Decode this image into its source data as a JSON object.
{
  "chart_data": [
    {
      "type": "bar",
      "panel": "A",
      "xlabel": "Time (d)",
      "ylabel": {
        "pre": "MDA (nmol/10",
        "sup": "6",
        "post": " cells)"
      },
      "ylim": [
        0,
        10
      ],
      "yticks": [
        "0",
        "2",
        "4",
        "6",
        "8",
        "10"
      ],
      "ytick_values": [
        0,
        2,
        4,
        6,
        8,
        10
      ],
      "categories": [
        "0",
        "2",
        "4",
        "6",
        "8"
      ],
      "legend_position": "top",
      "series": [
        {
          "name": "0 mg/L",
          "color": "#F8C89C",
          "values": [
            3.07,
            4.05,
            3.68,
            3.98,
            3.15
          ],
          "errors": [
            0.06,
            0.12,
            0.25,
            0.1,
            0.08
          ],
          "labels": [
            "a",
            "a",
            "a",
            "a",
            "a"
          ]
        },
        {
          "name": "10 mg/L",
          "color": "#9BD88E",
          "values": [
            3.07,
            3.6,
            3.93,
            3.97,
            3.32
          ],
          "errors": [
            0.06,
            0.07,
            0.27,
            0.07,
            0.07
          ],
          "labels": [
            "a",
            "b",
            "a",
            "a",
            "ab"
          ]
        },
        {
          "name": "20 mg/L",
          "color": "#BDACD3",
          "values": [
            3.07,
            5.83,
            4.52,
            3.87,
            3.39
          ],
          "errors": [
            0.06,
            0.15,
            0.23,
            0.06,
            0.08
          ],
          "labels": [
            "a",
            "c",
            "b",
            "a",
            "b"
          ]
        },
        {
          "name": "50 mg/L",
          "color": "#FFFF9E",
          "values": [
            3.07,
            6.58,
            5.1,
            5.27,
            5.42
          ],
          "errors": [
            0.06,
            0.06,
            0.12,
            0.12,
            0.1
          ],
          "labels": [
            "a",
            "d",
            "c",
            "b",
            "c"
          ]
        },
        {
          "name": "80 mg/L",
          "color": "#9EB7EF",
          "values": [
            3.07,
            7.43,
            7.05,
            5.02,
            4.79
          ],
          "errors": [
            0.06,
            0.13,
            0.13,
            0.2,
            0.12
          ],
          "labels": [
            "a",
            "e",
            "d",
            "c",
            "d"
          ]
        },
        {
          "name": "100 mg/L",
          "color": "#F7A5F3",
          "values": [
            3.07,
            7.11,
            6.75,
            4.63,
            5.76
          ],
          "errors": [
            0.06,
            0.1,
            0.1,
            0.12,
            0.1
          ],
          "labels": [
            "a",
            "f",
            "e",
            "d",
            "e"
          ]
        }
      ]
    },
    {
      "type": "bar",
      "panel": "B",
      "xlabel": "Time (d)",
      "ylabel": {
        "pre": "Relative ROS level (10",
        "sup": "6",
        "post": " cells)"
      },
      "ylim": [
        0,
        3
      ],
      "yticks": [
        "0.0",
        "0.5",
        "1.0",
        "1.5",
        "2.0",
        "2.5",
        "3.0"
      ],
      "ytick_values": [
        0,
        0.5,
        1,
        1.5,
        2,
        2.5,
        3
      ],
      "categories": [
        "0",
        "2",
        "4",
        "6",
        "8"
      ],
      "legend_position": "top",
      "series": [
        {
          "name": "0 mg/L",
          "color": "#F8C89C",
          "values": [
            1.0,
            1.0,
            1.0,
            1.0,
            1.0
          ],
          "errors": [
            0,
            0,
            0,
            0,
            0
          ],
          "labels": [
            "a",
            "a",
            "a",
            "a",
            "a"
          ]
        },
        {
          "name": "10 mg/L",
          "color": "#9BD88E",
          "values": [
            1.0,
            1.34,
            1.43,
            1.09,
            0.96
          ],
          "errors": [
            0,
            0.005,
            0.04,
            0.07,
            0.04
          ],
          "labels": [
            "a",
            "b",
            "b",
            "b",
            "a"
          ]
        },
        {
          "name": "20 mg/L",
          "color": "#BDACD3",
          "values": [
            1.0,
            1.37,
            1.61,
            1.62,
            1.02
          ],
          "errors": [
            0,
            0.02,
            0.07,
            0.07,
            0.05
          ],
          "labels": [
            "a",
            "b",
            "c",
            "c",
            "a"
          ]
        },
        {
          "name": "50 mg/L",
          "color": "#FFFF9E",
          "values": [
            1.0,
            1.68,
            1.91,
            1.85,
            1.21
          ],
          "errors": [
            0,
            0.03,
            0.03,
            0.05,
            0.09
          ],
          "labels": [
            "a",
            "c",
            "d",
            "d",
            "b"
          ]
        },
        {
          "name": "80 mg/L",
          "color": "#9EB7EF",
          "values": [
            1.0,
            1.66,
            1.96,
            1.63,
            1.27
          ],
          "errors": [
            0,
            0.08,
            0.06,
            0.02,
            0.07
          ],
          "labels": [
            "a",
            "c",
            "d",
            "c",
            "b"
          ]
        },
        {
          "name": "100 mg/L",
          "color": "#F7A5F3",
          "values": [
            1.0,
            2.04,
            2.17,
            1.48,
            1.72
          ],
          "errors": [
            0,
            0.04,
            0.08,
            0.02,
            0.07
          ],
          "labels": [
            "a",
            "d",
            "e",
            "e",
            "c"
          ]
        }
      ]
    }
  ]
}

* * *

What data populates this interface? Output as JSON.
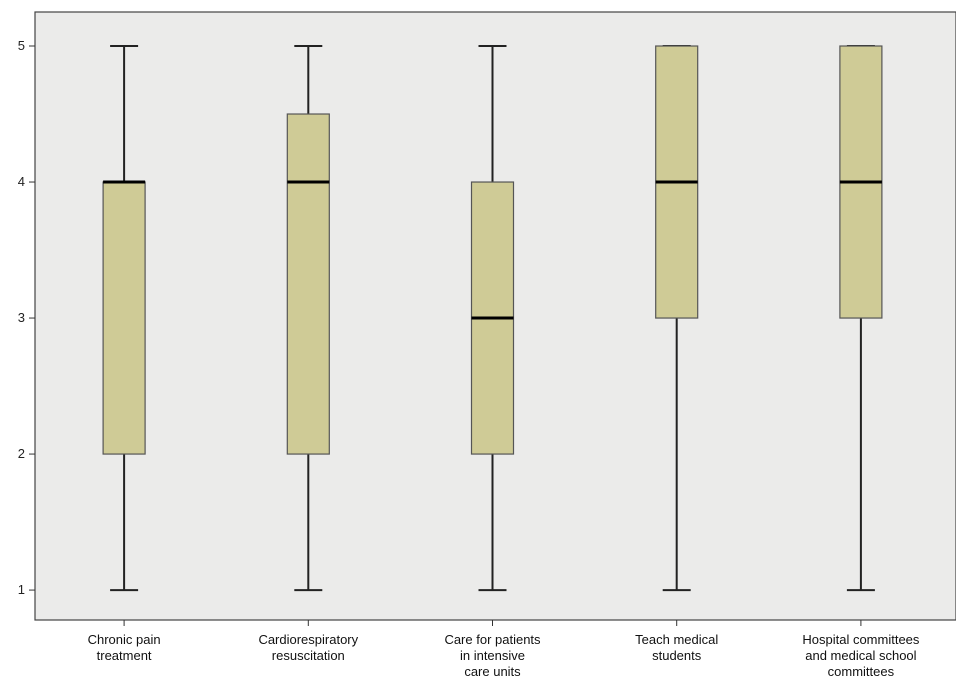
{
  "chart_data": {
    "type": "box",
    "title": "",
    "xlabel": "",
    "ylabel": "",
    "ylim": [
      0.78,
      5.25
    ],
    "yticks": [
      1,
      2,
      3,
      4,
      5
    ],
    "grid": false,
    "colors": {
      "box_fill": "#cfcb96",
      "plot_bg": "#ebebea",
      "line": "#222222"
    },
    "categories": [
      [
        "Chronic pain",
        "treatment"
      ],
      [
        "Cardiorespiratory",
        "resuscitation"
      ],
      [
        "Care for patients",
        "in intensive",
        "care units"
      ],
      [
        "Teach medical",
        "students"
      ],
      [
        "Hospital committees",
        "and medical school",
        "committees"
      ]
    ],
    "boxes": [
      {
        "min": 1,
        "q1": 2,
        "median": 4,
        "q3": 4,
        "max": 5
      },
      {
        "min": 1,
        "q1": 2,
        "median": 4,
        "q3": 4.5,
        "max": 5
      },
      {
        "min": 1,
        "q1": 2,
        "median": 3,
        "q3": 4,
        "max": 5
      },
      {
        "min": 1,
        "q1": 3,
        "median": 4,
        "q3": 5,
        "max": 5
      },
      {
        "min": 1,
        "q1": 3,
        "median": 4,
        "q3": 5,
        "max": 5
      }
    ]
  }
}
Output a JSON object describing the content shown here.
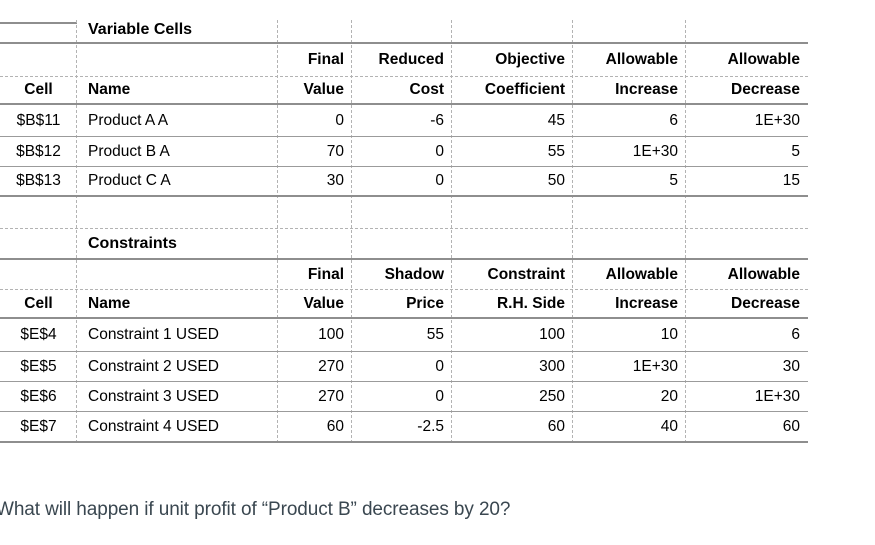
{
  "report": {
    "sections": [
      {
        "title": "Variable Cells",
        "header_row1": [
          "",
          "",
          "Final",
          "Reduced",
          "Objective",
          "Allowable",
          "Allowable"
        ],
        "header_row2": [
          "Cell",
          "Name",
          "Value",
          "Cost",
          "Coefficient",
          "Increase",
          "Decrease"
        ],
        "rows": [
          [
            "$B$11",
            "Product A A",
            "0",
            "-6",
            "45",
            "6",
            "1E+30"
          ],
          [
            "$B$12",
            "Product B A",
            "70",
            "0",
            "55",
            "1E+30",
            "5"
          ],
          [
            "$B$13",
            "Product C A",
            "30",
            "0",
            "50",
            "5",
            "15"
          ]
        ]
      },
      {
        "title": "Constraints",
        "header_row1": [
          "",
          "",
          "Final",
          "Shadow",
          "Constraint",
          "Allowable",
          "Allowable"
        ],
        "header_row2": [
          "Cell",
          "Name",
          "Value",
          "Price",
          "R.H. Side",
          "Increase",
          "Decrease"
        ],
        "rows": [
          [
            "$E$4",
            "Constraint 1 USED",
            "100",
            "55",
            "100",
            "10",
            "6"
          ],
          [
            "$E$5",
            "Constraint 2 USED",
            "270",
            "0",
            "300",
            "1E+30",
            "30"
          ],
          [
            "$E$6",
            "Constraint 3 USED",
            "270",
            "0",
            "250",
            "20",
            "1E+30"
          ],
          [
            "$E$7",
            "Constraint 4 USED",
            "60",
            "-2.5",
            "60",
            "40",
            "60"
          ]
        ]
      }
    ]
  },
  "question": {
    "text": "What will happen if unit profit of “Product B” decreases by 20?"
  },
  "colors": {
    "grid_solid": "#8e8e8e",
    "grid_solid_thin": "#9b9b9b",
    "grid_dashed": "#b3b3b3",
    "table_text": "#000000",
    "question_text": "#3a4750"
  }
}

---

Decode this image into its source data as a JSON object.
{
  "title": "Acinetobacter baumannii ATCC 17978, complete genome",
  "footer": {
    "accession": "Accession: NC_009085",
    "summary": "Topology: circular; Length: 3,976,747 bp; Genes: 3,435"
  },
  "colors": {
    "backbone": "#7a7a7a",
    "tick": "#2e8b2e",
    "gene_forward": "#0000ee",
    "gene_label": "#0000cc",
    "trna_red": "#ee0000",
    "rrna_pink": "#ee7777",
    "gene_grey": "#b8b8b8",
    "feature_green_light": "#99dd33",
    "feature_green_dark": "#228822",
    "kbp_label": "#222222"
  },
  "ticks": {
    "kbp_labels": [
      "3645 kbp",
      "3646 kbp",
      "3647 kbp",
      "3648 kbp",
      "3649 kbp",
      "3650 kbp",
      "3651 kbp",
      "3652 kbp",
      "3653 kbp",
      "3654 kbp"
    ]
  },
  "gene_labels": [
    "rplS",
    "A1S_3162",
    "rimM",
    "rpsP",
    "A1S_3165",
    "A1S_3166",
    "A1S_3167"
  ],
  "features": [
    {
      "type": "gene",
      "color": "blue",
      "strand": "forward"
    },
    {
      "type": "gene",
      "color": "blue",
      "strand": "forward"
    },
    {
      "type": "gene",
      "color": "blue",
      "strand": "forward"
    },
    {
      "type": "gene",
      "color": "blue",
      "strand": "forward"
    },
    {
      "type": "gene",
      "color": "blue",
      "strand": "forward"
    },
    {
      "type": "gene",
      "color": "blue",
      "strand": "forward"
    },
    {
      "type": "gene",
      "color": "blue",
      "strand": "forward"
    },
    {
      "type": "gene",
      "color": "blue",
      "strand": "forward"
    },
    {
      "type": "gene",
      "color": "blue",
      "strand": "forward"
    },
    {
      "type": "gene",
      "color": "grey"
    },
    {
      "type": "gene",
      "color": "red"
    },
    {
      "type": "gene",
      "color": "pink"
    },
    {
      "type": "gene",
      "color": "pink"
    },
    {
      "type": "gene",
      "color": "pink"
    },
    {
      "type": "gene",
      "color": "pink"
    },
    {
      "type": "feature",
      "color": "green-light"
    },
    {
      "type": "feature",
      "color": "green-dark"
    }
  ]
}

(REQUIRED ACTION) Each line with the word "What" in the records above belongs in the result; copy all of them.

(RESPONSE)
What data populates this interface? Output as JSON.
    "text": "What will happen if unit profit of “Product B” decreases by 20?"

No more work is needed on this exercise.